Begin
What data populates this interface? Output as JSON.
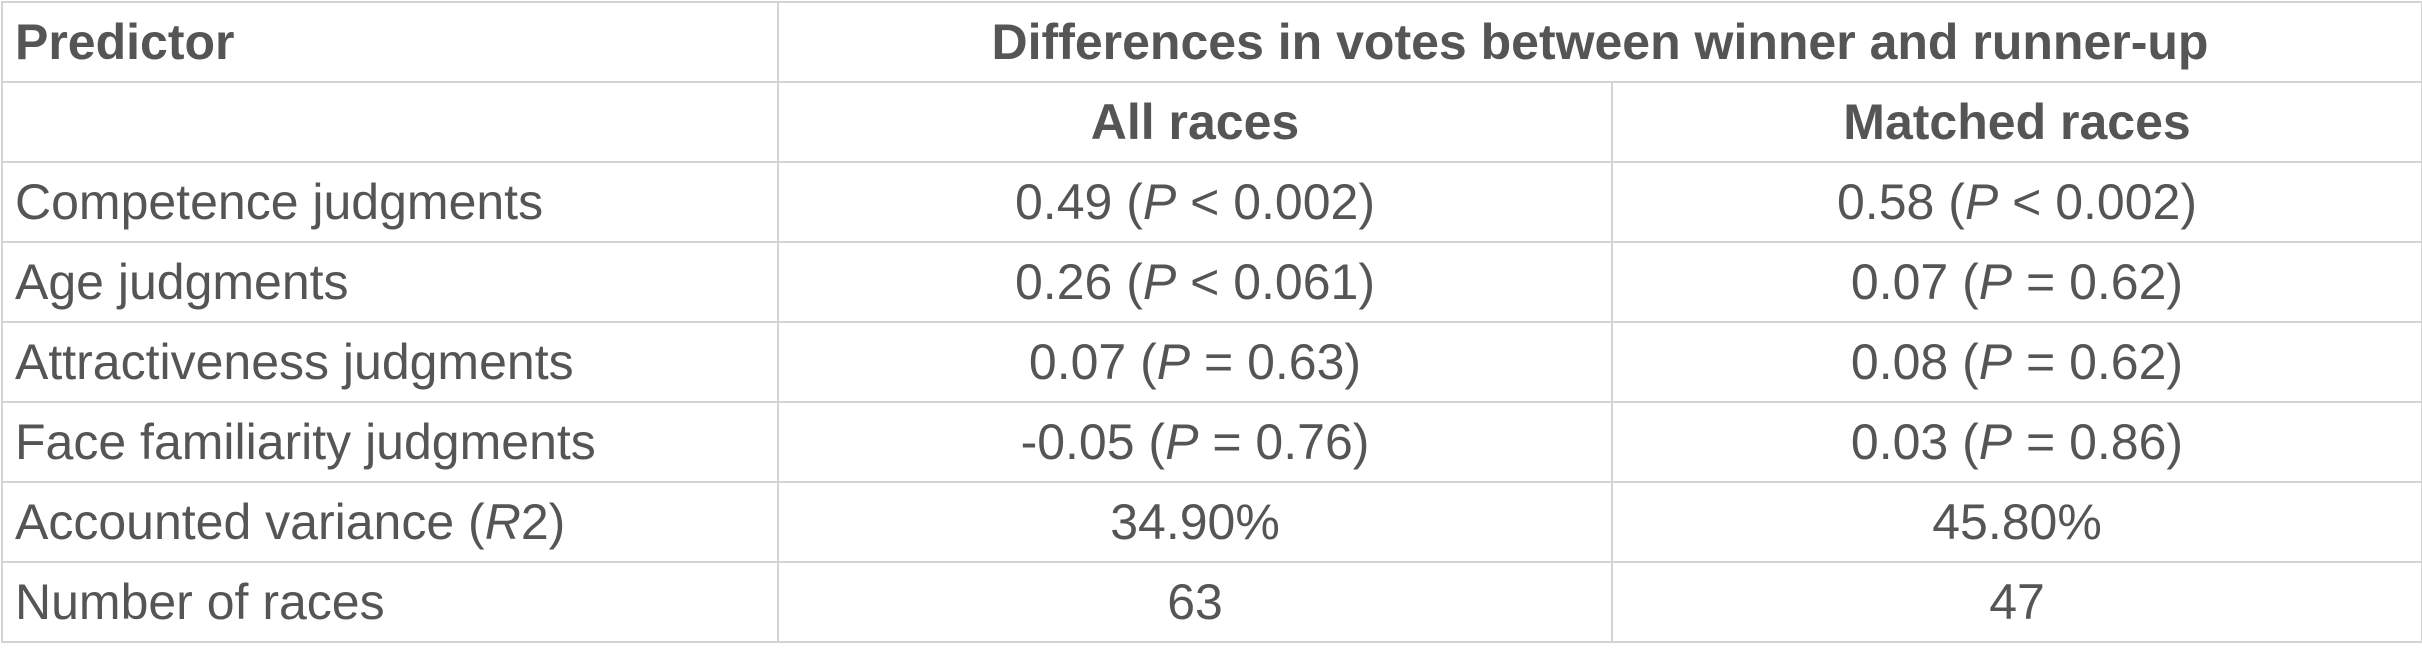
{
  "table": {
    "header": {
      "predictor": "Predictor",
      "group": "Differences in votes between winner and runner-up",
      "columns": [
        "All races",
        "Matched races"
      ]
    },
    "rows": [
      [
        "Competence judgments",
        [
          "0.49 (",
          "P",
          " < 0.002)"
        ],
        [
          "0.58 (",
          "P",
          " < 0.002)"
        ]
      ],
      [
        "Age judgments",
        [
          "0.26 (",
          "P",
          " < 0.061)"
        ],
        [
          "0.07 (",
          "P",
          " = 0.62)"
        ]
      ],
      [
        "Attractiveness judgments",
        [
          "0.07 (",
          "P",
          " = 0.63)"
        ],
        [
          "0.08 (",
          "P",
          " = 0.62)"
        ]
      ],
      [
        "Face familiarity judgments",
        [
          "-0.05 (",
          "P",
          " = 0.76)"
        ],
        [
          "0.03 (",
          "P",
          " = 0.86)"
        ]
      ],
      [
        [
          "Accounted variance (",
          "R",
          "2)"
        ],
        "34.90%",
        "45.80%"
      ],
      [
        "Number of races",
        "63",
        "47"
      ]
    ]
  }
}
End
Exercise details ▸ List all lines in the material containing the string "judgments".

Solution to the problem ▸
        "Competence judgments",
        "Age judgments",
        "Attractiveness judgments",
        "Face familiarity judgments",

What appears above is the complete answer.